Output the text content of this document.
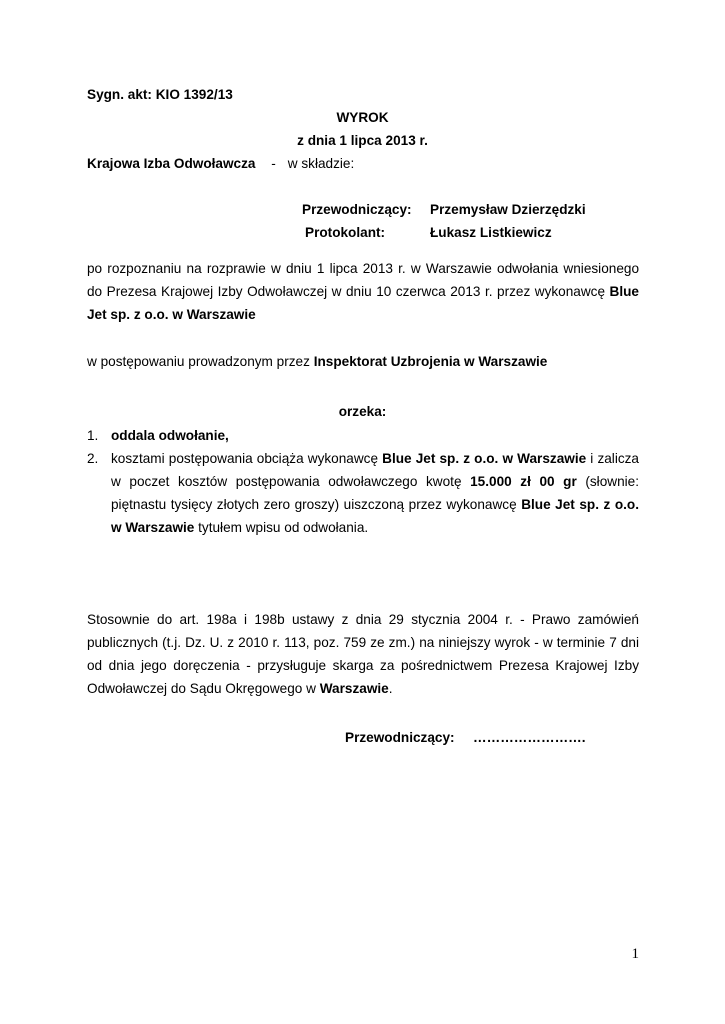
Sygn. akt: KIO 1392/13
WYROK
z dnia 1 lipca 2013 r.
Krajowa Izba Odwoławcza - w składzie:
Przewodniczący: Przemysław Dzierzędzki
Protokolant:	Łukasz Listkiewicz
po rozpoznaniu na rozprawie w dniu 1 lipca 2013 r. w Warszawie odwołania wniesionego do Prezesa Krajowej Izby Odwoławczej w dniu 10 czerwca 2013 r. przez wykonawcę Blue Jet sp. z o.o. w Warszawie
w postępowaniu prowadzonym przez Inspektorat Uzbrojenia w Warszawie
orzeka:
1. oddala odwołanie,
2. kosztami postępowania obciąża wykonawcę Blue Jet sp. z o.o. w Warszawie i zalicza w poczet kosztów postępowania odwoławczego kwotę 15.000 zł 00 gr (słownie: piętnastu tysięcy złotych zero groszy) uiszczoną przez wykonawcę Blue Jet sp. z o.o. w Warszawie tytułem wpisu od odwołania.
Stosownie do art. 198a i 198b ustawy z dnia 29 stycznia 2004 r. - Prawo zamówień publicznych (t.j. Dz. U. z 2010 r. 113, poz. 759 ze zm.) na niniejszy wyrok - w terminie 7 dni od dnia jego doręczenia - przysługuje skarga za pośrednictwem Prezesa Krajowej Izby Odwoławczej do Sądu Okręgowego w Warszawie.
Przewodniczący: …………………….
1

_ _ _ _ _ _ _

GIVEN INSTRUCTION: From the entries above, extract each line containing "Przewodniczący".

RESPONSE TO THE EXERCISE:
Przewodniczący: Przemysław Dzierzędzki
Przewodniczący: …………………….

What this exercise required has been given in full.